EXERCISE DETAILS: Copy each line that contains the string "JSON".

GIVEN RECORDS:
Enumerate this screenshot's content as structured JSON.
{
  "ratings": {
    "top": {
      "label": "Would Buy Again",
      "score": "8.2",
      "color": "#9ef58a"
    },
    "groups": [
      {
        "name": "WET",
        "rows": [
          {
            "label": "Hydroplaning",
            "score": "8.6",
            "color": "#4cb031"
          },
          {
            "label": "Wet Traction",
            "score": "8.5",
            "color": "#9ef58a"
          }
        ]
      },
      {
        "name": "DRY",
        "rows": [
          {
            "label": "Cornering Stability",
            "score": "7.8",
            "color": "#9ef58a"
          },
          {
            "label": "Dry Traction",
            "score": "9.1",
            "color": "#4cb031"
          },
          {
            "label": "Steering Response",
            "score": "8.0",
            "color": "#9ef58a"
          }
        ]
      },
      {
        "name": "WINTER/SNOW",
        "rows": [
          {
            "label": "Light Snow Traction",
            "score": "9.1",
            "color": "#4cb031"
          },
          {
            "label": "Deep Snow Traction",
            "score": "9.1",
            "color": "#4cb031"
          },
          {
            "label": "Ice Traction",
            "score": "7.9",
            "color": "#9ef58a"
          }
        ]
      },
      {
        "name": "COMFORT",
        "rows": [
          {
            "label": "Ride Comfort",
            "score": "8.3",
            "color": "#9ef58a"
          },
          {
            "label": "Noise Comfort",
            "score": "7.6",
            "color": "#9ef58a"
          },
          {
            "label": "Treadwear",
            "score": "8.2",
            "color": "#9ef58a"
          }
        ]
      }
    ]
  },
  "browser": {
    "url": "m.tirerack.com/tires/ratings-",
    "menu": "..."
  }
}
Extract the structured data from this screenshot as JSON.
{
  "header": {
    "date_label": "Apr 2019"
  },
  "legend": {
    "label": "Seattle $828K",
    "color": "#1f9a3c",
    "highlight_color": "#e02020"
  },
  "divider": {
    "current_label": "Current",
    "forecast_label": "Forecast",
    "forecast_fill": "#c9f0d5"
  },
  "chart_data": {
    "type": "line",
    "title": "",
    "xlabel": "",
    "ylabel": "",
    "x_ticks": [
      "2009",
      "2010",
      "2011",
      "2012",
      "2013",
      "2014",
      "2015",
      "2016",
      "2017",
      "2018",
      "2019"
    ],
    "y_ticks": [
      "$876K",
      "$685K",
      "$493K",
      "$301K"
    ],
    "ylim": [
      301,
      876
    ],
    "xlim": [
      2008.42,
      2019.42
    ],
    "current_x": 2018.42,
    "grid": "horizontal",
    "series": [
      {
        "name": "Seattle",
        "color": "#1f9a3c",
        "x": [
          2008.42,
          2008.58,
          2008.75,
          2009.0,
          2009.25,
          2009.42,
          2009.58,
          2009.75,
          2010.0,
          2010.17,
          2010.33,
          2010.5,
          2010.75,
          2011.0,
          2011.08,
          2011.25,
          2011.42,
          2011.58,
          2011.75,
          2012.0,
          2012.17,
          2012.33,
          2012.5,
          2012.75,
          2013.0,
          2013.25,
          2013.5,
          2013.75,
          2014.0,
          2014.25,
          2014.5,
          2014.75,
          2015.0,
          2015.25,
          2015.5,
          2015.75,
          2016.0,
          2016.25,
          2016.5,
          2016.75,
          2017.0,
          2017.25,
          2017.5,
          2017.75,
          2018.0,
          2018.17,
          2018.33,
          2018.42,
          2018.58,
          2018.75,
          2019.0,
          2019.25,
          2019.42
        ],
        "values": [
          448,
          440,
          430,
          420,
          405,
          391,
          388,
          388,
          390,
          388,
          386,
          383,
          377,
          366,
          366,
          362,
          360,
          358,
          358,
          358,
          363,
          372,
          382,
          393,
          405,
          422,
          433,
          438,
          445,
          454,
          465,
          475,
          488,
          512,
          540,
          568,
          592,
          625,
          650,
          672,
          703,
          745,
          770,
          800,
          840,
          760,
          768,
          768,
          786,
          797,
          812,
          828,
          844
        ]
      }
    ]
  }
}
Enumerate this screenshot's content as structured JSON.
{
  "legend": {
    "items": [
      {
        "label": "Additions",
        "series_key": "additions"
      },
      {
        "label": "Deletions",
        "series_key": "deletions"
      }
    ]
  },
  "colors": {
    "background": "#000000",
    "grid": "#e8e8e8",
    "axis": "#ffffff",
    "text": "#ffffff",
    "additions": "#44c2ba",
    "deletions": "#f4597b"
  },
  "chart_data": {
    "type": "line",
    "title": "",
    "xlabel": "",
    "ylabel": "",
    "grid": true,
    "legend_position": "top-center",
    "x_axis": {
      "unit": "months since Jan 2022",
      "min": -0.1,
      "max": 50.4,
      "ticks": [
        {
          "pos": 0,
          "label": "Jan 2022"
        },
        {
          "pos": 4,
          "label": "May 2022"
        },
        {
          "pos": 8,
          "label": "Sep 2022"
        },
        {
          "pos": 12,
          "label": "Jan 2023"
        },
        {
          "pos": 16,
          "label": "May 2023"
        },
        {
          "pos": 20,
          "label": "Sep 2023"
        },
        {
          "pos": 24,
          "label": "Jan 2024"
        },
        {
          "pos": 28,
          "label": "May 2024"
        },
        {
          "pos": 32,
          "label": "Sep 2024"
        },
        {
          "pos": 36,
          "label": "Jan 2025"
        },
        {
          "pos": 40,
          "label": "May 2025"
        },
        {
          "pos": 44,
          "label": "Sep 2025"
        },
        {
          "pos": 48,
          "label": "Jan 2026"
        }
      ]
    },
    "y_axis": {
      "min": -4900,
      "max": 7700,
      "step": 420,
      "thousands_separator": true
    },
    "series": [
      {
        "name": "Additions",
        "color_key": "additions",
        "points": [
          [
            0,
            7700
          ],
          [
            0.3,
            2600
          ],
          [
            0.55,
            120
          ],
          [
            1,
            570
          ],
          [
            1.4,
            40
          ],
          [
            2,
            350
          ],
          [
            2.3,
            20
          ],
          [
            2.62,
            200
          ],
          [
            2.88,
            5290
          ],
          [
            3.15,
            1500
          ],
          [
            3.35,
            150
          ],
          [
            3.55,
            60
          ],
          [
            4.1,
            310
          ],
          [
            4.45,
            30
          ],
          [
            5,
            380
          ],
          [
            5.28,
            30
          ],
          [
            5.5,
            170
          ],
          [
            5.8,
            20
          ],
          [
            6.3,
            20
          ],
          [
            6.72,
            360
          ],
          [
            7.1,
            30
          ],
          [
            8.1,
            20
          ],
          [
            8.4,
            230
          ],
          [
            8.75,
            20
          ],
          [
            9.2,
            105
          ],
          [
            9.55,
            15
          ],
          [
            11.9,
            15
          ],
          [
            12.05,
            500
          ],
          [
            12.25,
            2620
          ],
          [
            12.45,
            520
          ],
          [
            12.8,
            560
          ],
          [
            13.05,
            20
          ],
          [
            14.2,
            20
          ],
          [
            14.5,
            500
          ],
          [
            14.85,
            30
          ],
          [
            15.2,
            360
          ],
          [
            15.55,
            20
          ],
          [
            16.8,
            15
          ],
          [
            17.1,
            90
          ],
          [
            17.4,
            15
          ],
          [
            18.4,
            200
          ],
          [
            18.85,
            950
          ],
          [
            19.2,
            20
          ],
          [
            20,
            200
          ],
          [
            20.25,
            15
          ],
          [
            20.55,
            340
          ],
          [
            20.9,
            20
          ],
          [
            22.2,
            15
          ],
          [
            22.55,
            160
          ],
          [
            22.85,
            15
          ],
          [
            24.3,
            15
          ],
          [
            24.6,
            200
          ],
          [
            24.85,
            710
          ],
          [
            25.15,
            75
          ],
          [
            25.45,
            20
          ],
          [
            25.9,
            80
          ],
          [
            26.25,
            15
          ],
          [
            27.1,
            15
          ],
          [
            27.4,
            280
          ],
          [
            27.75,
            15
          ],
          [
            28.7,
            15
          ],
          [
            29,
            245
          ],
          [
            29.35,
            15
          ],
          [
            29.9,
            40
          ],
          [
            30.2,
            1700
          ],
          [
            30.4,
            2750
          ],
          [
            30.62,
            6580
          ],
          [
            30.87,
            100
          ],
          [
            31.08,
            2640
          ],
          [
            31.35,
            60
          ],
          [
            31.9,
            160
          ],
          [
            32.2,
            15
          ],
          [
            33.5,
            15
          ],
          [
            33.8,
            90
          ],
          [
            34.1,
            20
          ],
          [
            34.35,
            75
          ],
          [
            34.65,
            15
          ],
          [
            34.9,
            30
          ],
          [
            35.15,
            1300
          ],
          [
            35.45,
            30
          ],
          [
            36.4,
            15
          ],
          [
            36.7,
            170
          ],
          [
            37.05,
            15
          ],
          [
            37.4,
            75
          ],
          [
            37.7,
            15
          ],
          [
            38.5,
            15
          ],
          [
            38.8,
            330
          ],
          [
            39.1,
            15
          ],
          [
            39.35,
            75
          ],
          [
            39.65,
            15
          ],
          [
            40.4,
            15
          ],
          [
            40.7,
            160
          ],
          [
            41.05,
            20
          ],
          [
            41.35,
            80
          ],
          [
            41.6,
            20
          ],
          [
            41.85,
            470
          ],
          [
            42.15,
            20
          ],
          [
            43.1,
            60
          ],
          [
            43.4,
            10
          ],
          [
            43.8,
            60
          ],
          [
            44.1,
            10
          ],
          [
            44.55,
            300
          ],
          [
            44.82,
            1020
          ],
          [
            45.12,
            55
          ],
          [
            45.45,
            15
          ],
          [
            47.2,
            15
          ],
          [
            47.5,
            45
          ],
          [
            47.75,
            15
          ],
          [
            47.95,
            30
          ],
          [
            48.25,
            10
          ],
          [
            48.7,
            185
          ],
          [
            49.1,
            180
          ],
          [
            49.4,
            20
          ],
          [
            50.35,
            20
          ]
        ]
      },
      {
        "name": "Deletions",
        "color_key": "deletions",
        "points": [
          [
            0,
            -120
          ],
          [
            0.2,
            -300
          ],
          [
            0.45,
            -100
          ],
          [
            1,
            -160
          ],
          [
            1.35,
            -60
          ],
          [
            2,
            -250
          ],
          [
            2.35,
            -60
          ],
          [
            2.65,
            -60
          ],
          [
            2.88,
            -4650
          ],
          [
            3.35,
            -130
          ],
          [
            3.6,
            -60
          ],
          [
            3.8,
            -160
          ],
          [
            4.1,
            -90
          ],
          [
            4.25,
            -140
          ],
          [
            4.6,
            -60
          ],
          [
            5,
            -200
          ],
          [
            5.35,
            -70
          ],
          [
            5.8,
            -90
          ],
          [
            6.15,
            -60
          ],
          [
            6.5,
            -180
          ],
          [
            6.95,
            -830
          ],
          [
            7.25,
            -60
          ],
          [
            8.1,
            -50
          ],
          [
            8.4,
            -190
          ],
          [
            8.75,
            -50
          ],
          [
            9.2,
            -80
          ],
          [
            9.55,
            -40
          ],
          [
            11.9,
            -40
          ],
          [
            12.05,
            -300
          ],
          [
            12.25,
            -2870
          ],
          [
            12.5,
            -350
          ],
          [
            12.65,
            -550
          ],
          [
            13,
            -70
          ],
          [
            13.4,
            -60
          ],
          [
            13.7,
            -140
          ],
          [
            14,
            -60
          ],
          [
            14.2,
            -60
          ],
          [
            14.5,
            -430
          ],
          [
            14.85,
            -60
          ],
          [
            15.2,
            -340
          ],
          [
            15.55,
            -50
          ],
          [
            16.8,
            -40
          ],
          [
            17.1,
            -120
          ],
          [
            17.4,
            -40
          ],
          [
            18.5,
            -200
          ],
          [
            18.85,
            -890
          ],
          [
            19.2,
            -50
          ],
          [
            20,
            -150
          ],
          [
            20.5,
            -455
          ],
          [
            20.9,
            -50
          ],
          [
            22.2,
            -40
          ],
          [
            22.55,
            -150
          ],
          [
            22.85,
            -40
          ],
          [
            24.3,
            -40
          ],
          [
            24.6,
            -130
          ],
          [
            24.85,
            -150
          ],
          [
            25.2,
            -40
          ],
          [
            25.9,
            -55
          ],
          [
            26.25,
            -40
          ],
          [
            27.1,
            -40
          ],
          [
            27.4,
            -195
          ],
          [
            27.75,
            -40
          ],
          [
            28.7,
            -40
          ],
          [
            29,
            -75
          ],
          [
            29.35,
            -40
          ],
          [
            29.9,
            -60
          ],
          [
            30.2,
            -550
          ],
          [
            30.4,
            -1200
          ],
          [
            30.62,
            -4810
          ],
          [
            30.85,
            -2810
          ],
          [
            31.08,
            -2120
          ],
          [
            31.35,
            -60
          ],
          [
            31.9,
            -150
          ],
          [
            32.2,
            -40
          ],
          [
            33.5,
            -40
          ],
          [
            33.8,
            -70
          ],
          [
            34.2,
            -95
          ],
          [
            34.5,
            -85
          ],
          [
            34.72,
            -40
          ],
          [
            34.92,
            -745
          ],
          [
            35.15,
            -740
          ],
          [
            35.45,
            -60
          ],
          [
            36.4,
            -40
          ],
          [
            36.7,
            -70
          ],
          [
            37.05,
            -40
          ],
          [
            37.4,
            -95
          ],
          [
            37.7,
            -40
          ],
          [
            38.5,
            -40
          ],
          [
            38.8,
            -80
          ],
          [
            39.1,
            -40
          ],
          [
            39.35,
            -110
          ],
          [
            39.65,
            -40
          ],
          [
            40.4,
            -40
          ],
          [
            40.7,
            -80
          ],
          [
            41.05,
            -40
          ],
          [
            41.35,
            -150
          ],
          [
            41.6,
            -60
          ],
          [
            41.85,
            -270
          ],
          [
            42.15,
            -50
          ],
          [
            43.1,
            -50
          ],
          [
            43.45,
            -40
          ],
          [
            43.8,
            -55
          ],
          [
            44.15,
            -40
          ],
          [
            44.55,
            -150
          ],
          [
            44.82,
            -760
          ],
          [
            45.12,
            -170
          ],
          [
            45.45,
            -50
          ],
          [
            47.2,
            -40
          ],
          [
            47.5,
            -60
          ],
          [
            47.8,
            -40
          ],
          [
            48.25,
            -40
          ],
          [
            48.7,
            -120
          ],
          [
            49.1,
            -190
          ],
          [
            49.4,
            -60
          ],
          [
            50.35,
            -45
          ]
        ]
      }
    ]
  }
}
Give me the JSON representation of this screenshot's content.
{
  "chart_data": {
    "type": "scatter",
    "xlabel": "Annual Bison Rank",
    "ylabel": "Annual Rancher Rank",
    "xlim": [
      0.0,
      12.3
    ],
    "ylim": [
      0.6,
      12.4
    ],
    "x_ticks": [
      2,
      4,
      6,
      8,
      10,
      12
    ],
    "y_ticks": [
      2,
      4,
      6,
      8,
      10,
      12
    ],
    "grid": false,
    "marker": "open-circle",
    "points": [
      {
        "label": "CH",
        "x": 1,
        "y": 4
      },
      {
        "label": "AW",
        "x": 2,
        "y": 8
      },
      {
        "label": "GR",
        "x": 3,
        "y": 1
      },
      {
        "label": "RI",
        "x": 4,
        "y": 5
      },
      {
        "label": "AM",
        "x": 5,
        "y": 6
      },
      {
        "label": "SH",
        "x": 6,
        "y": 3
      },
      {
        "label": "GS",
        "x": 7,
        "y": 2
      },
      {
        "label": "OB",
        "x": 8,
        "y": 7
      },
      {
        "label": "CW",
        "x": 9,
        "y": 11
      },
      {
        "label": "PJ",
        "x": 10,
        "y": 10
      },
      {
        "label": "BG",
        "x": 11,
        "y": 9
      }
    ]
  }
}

OUTPUT:
Enumerate this screenshot's content as structured JSON.
Extract the structured data from this screenshot as JSON.
Enumerate this screenshot's content as structured JSON.
Give me the JSON representation of this screenshot's content.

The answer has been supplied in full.